> Work instructions
In the first item, format the lines as a numbered list, beginning at the line that contains "- indent-icon[interactable]: [660, 99, 680, 123]" and stopping after the line that contains "- periodic-exec-checkbox[interactable]: [457, 65, 470, 78]". Leave out any blank lines.

> Records excerpted from a collection
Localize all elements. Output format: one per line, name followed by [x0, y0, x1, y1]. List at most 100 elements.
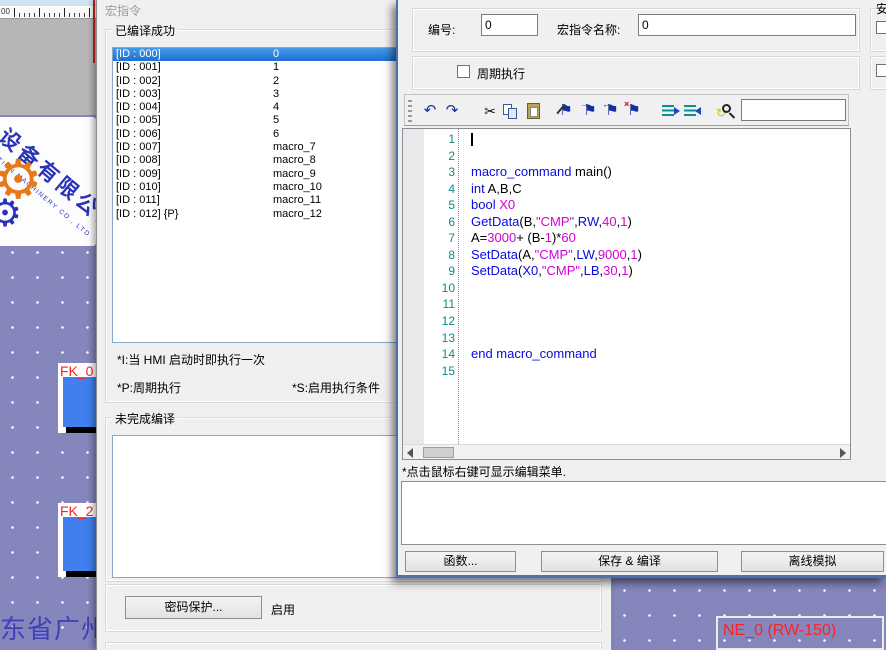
- indent-icon[interactable]: [660, 99, 680, 123]
- code-editor[interactable]: 123macro_command main()4int A,B,C5bool X…: [402, 128, 851, 460]
- scroll-thumb[interactable]: [423, 447, 454, 458]
- offline-simulation-button[interactable]: 离线模拟: [741, 551, 884, 572]
- cut-icon[interactable]: ✂: [480, 99, 500, 123]
- macro-id-label: 编号:: [428, 21, 455, 38]
- code-text: end macro_command: [471, 346, 597, 363]
- logo-widget[interactable]: 设备有限公司 ATION MACHINERY CO., LTD ⚙ ⚙: [0, 117, 96, 246]
- macro-item-name: 5: [273, 114, 279, 127]
- code-lines: 123macro_command main()4int A,B,C5bool X…: [403, 131, 850, 379]
- code-line: 7A=3000+ (B-1)*60: [403, 230, 850, 247]
- macro-item-name: 6: [273, 128, 279, 141]
- macro-item-name: macro_12: [273, 208, 322, 221]
- undo-icon[interactable]: ↶: [420, 99, 440, 123]
- toolbar-grip[interactable]: [408, 100, 412, 122]
- macro-item-name: macro_7: [273, 141, 316, 154]
- code-segment: end macro_command: [471, 346, 597, 361]
- periodic-exec-checkbox[interactable]: [457, 65, 470, 78]
- compile-message-box[interactable]: [401, 481, 886, 545]
- code-segment: )*: [552, 230, 561, 245]
- fk2-label: FK_2: [60, 503, 93, 519]
- text-caret: [471, 133, 473, 146]
- outdent-icon[interactable]: [682, 99, 702, 123]
- bookmark-toggle-icon[interactable]: ⚑: [556, 99, 576, 123]
- macro-item-id: [ID : 011]: [116, 194, 160, 207]
- note-exec-condition: *S:启用执行条件: [292, 379, 380, 396]
- code-segment: ): [638, 247, 642, 262]
- code-segment: macro_command: [471, 164, 571, 179]
- code-segment: ): [628, 263, 632, 278]
- ruler-major-ticks: [14, 8, 96, 17]
- marquee-text-widget[interactable]: 东省广州: [0, 609, 108, 646]
- line-number: 15: [403, 363, 455, 380]
- macro-item-name: macro_11: [273, 194, 321, 207]
- code-segment: SetData: [471, 247, 518, 262]
- line-number: 9: [403, 263, 455, 280]
- horizontal-ruler: 00: [0, 7, 96, 19]
- code-text: GetData(B,"CMP",RW,40,1): [471, 214, 632, 231]
- bottom-group: [105, 642, 602, 650]
- code-segment: ): [627, 214, 631, 229]
- macro-item-name: 3: [273, 88, 279, 101]
- line-number: 12: [403, 313, 455, 330]
- code-line: 10: [403, 280, 850, 297]
- password-protect-button[interactable]: 密码保护...: [125, 596, 262, 619]
- security-group-label: 安: [876, 0, 886, 17]
- macro-item-id: [ID : 000]: [116, 48, 161, 61]
- fk0-button-widget[interactable]: FK_0: [58, 363, 97, 433]
- code-line: 2: [403, 148, 850, 165]
- macro-item-id: [ID : 005]: [116, 114, 161, 127]
- code-segment: X0: [499, 197, 515, 212]
- line-number: 14: [403, 346, 455, 363]
- design-canvas[interactable]: 设备有限公司 ATION MACHINERY CO., LTD ⚙ ⚙ FK_0…: [0, 115, 96, 650]
- line-number: 11: [403, 296, 455, 313]
- function-button[interactable]: 函数...: [405, 551, 516, 572]
- line-number: 2: [403, 148, 455, 165]
- line-number: 5: [403, 197, 455, 214]
- code-segment: + (B-: [516, 230, 545, 245]
- scroll-right-arrow-icon[interactable]: [840, 448, 846, 458]
- macro-name-label: 宏指令名称:: [557, 21, 620, 38]
- bookmark-prev-icon[interactable]: ←⚑: [602, 99, 622, 123]
- line-number: 7: [403, 230, 455, 247]
- fk0-fill: [63, 377, 97, 427]
- code-segment: 30: [603, 263, 617, 278]
- copy-icon[interactable]: [500, 99, 520, 123]
- code-segment: GetData: [471, 214, 519, 229]
- macro-id-input[interactable]: [481, 14, 538, 36]
- note-periodic-exec: *P:周期执行: [117, 379, 181, 396]
- find-icon[interactable]: ↻: [718, 99, 738, 123]
- bookmark-clear-icon[interactable]: ×⚑: [624, 99, 644, 123]
- fk2-fill: [63, 517, 97, 571]
- side-panel: [0, 19, 96, 115]
- redo-icon[interactable]: ↷: [442, 99, 462, 123]
- macro-item-id: [ID : 002]: [116, 75, 161, 88]
- ne0-numeric-widget[interactable]: NE_0 (RW-150): [716, 616, 884, 650]
- ruler-guide-line: [93, 0, 95, 63]
- security-checkbox-2[interactable]: [876, 64, 886, 77]
- code-text: SetData(A,"CMP",LW,9000,1): [471, 247, 642, 264]
- macro-item-id: [ID : 008]: [116, 154, 161, 167]
- compiled-group-label: 已编译成功: [112, 22, 178, 39]
- paste-icon[interactable]: [524, 99, 544, 123]
- code-line: 4int A,B,C: [403, 181, 850, 198]
- code-segment: "CMP": [536, 214, 574, 229]
- save-compile-button[interactable]: 保存 & 编译: [541, 551, 718, 572]
- macro-item-name: 1: [273, 61, 279, 74]
- periodic-exec-label: 周期执行: [477, 65, 525, 82]
- macro-item-name: 2: [273, 75, 279, 88]
- design-canvas-bottom[interactable]: NE_0 (RW-150): [612, 578, 886, 650]
- line-number: 10: [403, 280, 455, 297]
- uncompiled-group-label: 未完成编译: [112, 410, 178, 427]
- code-line: 9SetData(X0,"CMP",LB,30,1): [403, 263, 850, 280]
- password-status: 启用: [271, 601, 295, 618]
- code-segment: SetData: [471, 263, 518, 278]
- scroll-left-arrow-icon[interactable]: [407, 448, 413, 458]
- security-checkbox-1[interactable]: [876, 21, 886, 34]
- find-input[interactable]: [741, 99, 846, 121]
- macro-name-input[interactable]: [638, 14, 856, 36]
- editor-hscrollbar[interactable]: [403, 444, 850, 460]
- fk2-button-widget[interactable]: FK_2: [58, 503, 97, 577]
- bookmark-next-icon[interactable]: →⚑: [580, 99, 600, 123]
- fk2-shadow: [66, 571, 97, 577]
- code-line: 1: [403, 131, 850, 148]
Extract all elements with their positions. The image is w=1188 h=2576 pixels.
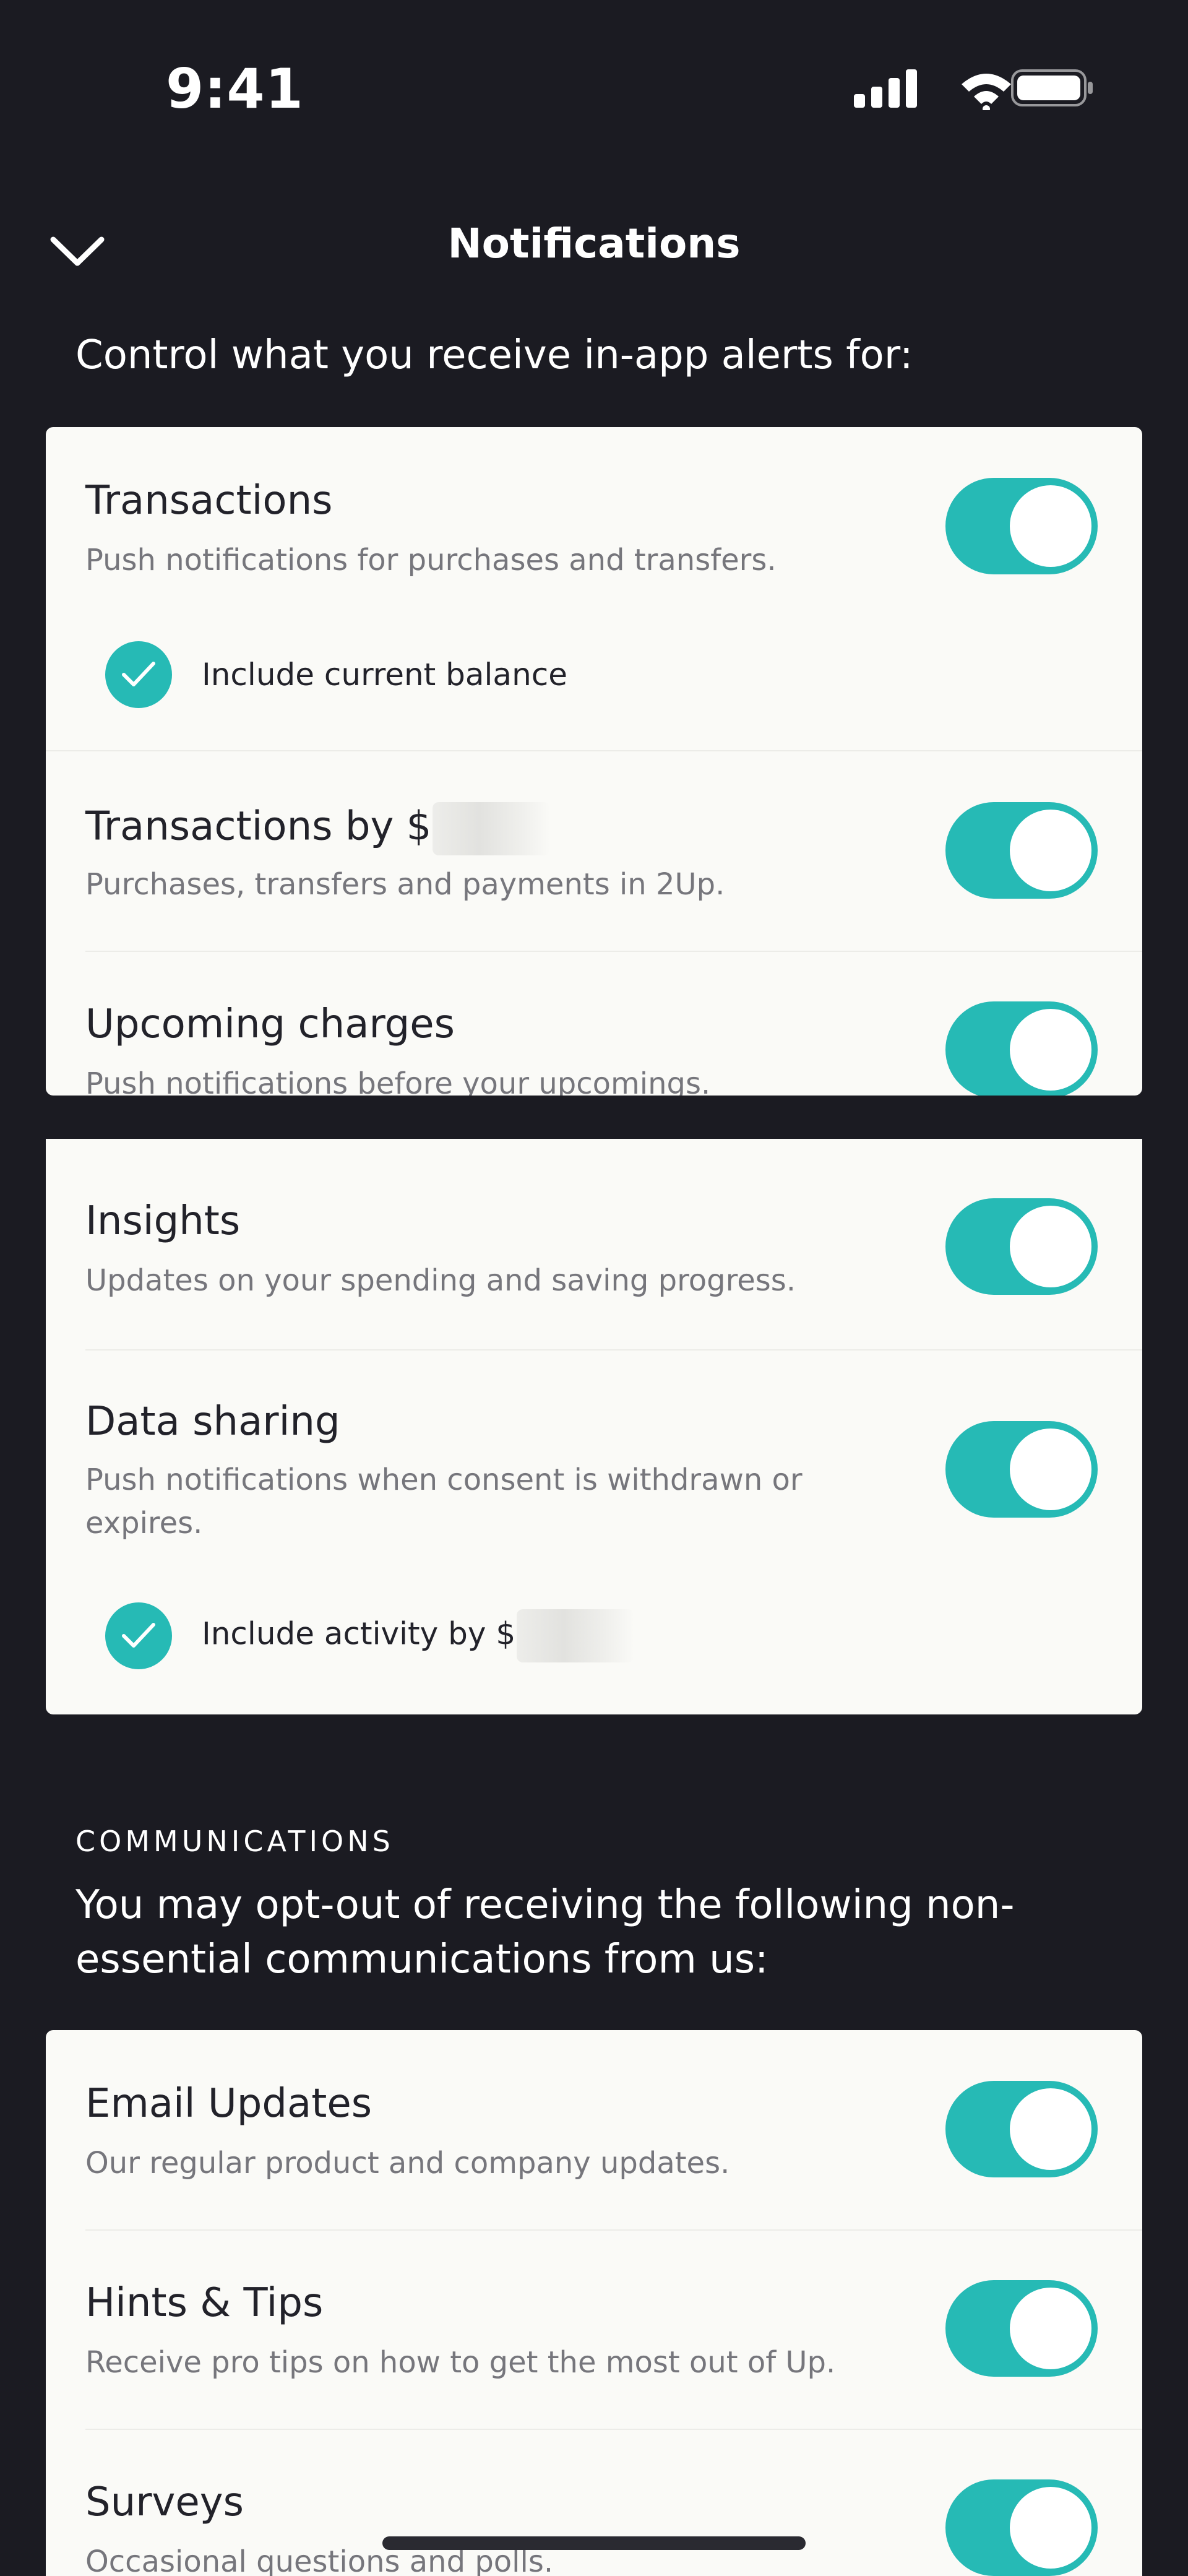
list-item-hints-tips: Hints & Tips Receive pro tips on how to … xyxy=(46,2231,1142,2430)
surveys-toggle[interactable] xyxy=(945,2479,1098,2576)
row-title: Insights xyxy=(85,1198,241,1244)
page-title: Notifications xyxy=(447,220,741,267)
communications-intro: You may opt-out of receiving the followi… xyxy=(75,1882,1015,1982)
row-description: Receive pro tips on how to get the most … xyxy=(85,2345,836,2380)
communications-card: Email Updates Our regular product and co… xyxy=(46,2030,1142,2576)
row-title: Hints & Tips xyxy=(85,2280,324,2326)
row-description: Push notifications when consent is withd… xyxy=(85,1463,803,1541)
list-item-insights: Insights Updates on your spending and sa… xyxy=(46,1139,1142,1351)
alerts-intro: Control what you receive in-app alerts f… xyxy=(75,332,913,378)
toggle-knob xyxy=(1010,2487,1091,2569)
status-icons xyxy=(848,67,1095,113)
row-title: Surveys xyxy=(85,2479,244,2525)
home-indicator[interactable] xyxy=(382,2536,806,2550)
list-item-data-sharing: Data sharing Push notifications when con… xyxy=(46,1351,1142,1714)
list-item-email-updates: Email Updates Our regular product and co… xyxy=(46,2030,1142,2231)
status-time: 9:41 xyxy=(166,57,304,121)
insights-toggle[interactable] xyxy=(945,1198,1098,1295)
hints-tips-toggle[interactable] xyxy=(945,2280,1098,2377)
toggle-knob xyxy=(1010,2288,1091,2369)
row-description: Our regular product and company updates. xyxy=(85,2146,730,2181)
row-title: Data sharing xyxy=(85,1399,340,1445)
alerts-card-lower: Insights Updates on your spending and sa… xyxy=(46,1139,1142,1714)
include-activity-label: Include activity by $ xyxy=(202,1609,635,1662)
data-sharing-toggle[interactable] xyxy=(945,1421,1098,1518)
include-activity-option: Include activity by $ xyxy=(105,1602,635,1670)
wifi-icon xyxy=(962,74,1011,113)
email-updates-toggle[interactable] xyxy=(945,2081,1098,2177)
include-activity-checkbox[interactable] xyxy=(105,1602,172,1669)
list-item-surveys: Surveys Occasional questions and polls. xyxy=(46,2430,1142,2576)
toggle-knob xyxy=(1010,1206,1091,1287)
battery-icon xyxy=(1011,69,1093,106)
include-activity-text: Include activity by $ xyxy=(202,1615,516,1652)
nav-bar: Notifications xyxy=(0,204,1188,285)
checkmark-icon xyxy=(122,1623,155,1648)
communications-heading: COMMUNICATIONS xyxy=(75,1825,394,1858)
row-title: Email Updates xyxy=(85,2081,372,2127)
toggle-knob xyxy=(1010,1428,1091,1510)
status-icons-svg xyxy=(854,69,1093,113)
status-bar: 9:41 xyxy=(0,0,1188,179)
toggle-knob xyxy=(1010,2088,1091,2170)
row-description: Updates on your spending and saving prog… xyxy=(85,1263,796,1298)
redacted-handle xyxy=(517,1609,635,1662)
signal-icon xyxy=(854,69,917,108)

> Written solution
1. - indent-icon[interactable]: [660, 99, 680, 123]
2. - code-editor[interactable]: 123macro_command main()4int A,B,C5bool X…: [402, 128, 851, 460]
3. - scroll-thumb[interactable]: [423, 447, 454, 458]
4. - offline-simulation-button[interactable]: 离线模拟: [741, 551, 884, 572]
5. - cut-icon[interactable]: ✂: [480, 99, 500, 123]
6. - macro-id-label: 编号:: [428, 21, 455, 38]
7. - code-text: end macro_command: [471, 346, 597, 363]
8. - logo-widget[interactable]: 设备有限公司 ATION MACHINERY CO., LTD ⚙ ⚙: [0, 117, 96, 246]
9. - macro-item-name: 5: [273, 114, 279, 127]
10. - code-lines: 123macro_command main()4int A,B,C5bool X…: [403, 131, 850, 379]
11. - code-line: 7A=3000+ (B-1)*60: [403, 230, 850, 247]
12. - macro-item-name: 6: [273, 128, 279, 141]
13. - macro-item-name: macro_12: [273, 208, 322, 221]
14. - undo-icon[interactable]: ↶: [420, 99, 440, 123]
15. - toolbar-grip[interactable]: [408, 100, 412, 122]
16. - macro-item-name: macro_7: [273, 141, 316, 154]
17. - code-segment: end macro_command: [471, 346, 597, 361]
18. - periodic-exec-checkbox[interactable]: [457, 65, 470, 78]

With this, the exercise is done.